Scan the listing below and copy every line holding "JSON".

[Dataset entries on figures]
——————————
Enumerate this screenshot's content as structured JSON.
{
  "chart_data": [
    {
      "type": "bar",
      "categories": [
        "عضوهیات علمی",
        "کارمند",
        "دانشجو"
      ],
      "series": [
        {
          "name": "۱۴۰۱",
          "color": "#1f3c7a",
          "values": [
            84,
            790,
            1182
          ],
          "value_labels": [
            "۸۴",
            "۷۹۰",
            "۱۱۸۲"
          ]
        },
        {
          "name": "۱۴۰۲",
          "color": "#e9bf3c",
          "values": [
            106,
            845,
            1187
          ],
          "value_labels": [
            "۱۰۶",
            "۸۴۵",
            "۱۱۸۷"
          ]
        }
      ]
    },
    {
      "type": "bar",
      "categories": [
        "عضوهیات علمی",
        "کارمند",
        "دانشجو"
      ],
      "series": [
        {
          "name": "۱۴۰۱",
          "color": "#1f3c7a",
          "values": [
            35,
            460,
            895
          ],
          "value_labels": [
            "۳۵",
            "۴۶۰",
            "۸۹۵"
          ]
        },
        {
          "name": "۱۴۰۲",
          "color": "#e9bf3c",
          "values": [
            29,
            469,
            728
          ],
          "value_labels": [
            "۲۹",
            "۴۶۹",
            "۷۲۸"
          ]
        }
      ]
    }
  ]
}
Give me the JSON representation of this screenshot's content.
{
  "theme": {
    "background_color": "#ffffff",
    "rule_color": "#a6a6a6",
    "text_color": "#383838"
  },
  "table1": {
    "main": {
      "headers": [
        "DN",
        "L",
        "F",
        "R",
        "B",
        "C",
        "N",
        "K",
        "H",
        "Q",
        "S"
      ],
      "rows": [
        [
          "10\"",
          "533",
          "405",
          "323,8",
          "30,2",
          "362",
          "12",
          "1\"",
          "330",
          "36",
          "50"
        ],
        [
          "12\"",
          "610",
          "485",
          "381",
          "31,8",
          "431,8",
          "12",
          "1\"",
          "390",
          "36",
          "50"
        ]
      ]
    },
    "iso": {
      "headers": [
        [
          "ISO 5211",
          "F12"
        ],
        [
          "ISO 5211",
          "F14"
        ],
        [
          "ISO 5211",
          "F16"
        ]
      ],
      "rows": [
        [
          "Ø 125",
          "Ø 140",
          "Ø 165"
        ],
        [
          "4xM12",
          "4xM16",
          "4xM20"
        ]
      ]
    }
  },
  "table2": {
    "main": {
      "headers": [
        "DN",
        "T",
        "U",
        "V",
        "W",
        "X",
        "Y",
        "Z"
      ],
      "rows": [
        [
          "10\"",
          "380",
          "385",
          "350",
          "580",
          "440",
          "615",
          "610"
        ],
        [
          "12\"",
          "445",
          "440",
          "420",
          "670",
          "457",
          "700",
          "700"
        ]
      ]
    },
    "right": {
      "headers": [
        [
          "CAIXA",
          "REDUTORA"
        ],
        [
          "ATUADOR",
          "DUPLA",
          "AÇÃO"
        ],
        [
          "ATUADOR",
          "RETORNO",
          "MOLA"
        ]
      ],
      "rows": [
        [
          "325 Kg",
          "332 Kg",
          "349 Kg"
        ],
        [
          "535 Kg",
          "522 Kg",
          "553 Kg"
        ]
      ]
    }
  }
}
——————————
▶ **Full output**:
Enumerate this screenshot's content as structured JSON.
Give me the JSON representation of this screenshot's content.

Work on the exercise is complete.